:: Records provided
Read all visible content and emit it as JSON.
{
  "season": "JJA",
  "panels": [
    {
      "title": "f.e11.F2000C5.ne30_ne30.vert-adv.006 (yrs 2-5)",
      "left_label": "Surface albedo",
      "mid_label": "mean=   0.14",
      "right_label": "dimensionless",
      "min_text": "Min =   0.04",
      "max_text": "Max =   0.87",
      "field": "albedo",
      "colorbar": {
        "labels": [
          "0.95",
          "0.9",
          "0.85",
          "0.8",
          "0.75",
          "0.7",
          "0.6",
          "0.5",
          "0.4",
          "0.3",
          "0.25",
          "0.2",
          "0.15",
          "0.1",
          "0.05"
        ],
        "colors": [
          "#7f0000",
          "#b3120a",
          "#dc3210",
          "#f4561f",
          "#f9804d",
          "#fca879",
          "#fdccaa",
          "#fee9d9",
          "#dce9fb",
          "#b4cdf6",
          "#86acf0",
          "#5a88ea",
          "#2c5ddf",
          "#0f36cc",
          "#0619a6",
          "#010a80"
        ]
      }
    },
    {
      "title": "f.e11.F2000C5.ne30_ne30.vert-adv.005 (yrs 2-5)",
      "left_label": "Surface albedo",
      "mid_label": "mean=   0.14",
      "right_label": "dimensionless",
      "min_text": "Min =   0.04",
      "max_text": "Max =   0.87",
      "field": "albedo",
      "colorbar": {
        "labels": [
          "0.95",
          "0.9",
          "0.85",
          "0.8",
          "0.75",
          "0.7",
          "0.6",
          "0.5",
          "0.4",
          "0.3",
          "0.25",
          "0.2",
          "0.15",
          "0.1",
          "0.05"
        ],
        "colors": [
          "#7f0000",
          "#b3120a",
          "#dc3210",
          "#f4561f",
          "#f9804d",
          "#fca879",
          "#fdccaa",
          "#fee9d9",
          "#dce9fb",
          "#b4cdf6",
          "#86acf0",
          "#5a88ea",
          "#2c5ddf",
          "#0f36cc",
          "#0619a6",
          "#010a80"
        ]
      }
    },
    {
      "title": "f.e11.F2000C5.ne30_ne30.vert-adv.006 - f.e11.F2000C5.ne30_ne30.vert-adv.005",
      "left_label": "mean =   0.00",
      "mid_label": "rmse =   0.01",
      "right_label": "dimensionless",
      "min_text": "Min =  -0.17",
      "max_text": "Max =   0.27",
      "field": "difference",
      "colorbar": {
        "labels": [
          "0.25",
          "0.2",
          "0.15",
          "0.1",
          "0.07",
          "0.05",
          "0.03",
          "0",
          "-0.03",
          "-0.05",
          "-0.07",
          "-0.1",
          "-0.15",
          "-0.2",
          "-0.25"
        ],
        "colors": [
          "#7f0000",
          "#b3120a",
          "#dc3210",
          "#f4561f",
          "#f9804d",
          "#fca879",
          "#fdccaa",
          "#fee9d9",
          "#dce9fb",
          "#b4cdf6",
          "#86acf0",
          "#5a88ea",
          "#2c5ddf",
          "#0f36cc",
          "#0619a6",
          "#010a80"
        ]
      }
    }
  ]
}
::::
◆ Exercise instructions ◆
Make a verbatim copy of every entry shown above.

◆ Task answer ◆
Read all visible content and emit it as JSON.
{
  "season": "JJA",
  "panels": [
    {
      "title": "f.e11.F2000C5.ne30_ne30.vert-adv.006 (yrs 2-5)",
      "left_label": "Surface albedo",
      "mid_label": "mean=   0.14",
      "right_label": "dimensionless",
      "min_text": "Min =   0.04",
      "max_text": "Max =   0.87",
      "field": "albedo",
      "colorbar": {
        "labels": [
          "0.95",
          "0.9",
          "0.85",
          "0.8",
          "0.75",
          "0.7",
          "0.6",
          "0.5",
          "0.4",
          "0.3",
          "0.25",
          "0.2",
          "0.15",
          "0.1",
          "0.05"
        ],
        "colors": [
          "#7f0000",
          "#b3120a",
          "#dc3210",
          "#f4561f",
          "#f9804d",
          "#fca879",
          "#fdccaa",
          "#fee9d9",
          "#dce9fb",
          "#b4cdf6",
          "#86acf0",
          "#5a88ea",
          "#2c5ddf",
          "#0f36cc",
          "#0619a6",
          "#010a80"
        ]
      }
    },
    {
      "title": "f.e11.F2000C5.ne30_ne30.vert-adv.005 (yrs 2-5)",
      "left_label": "Surface albedo",
      "mid_label": "mean=   0.14",
      "right_label": "dimensionless",
      "min_text": "Min =   0.04",
      "max_text": "Max =   0.87",
      "field": "albedo",
      "colorbar": {
        "labels": [
          "0.95",
          "0.9",
          "0.85",
          "0.8",
          "0.75",
          "0.7",
          "0.6",
          "0.5",
          "0.4",
          "0.3",
          "0.25",
          "0.2",
          "0.15",
          "0.1",
          "0.05"
        ],
        "colors": [
          "#7f0000",
          "#b3120a",
          "#dc3210",
          "#f4561f",
          "#f9804d",
          "#fca879",
          "#fdccaa",
          "#fee9d9",
          "#dce9fb",
          "#b4cdf6",
          "#86acf0",
          "#5a88ea",
          "#2c5ddf",
          "#0f36cc",
          "#0619a6",
          "#010a80"
        ]
      }
    },
    {
      "title": "f.e11.F2000C5.ne30_ne30.vert-adv.006 - f.e11.F2000C5.ne30_ne30.vert-adv.005",
      "left_label": "mean =   0.00",
      "mid_label": "rmse =   0.01",
      "right_label": "dimensionless",
      "min_text": "Min =  -0.17",
      "max_text": "Max =   0.27",
      "field": "difference",
      "colorbar": {
        "labels": [
          "0.25",
          "0.2",
          "0.15",
          "0.1",
          "0.07",
          "0.05",
          "0.03",
          "0",
          "-0.03",
          "-0.05",
          "-0.07",
          "-0.1",
          "-0.15",
          "-0.2",
          "-0.25"
        ],
        "colors": [
          "#7f0000",
          "#b3120a",
          "#dc3210",
          "#f4561f",
          "#f9804d",
          "#fca879",
          "#fdccaa",
          "#fee9d9",
          "#dce9fb",
          "#b4cdf6",
          "#86acf0",
          "#5a88ea",
          "#2c5ddf",
          "#0f36cc",
          "#0619a6",
          "#010a80"
        ]
      }
    }
  ]
}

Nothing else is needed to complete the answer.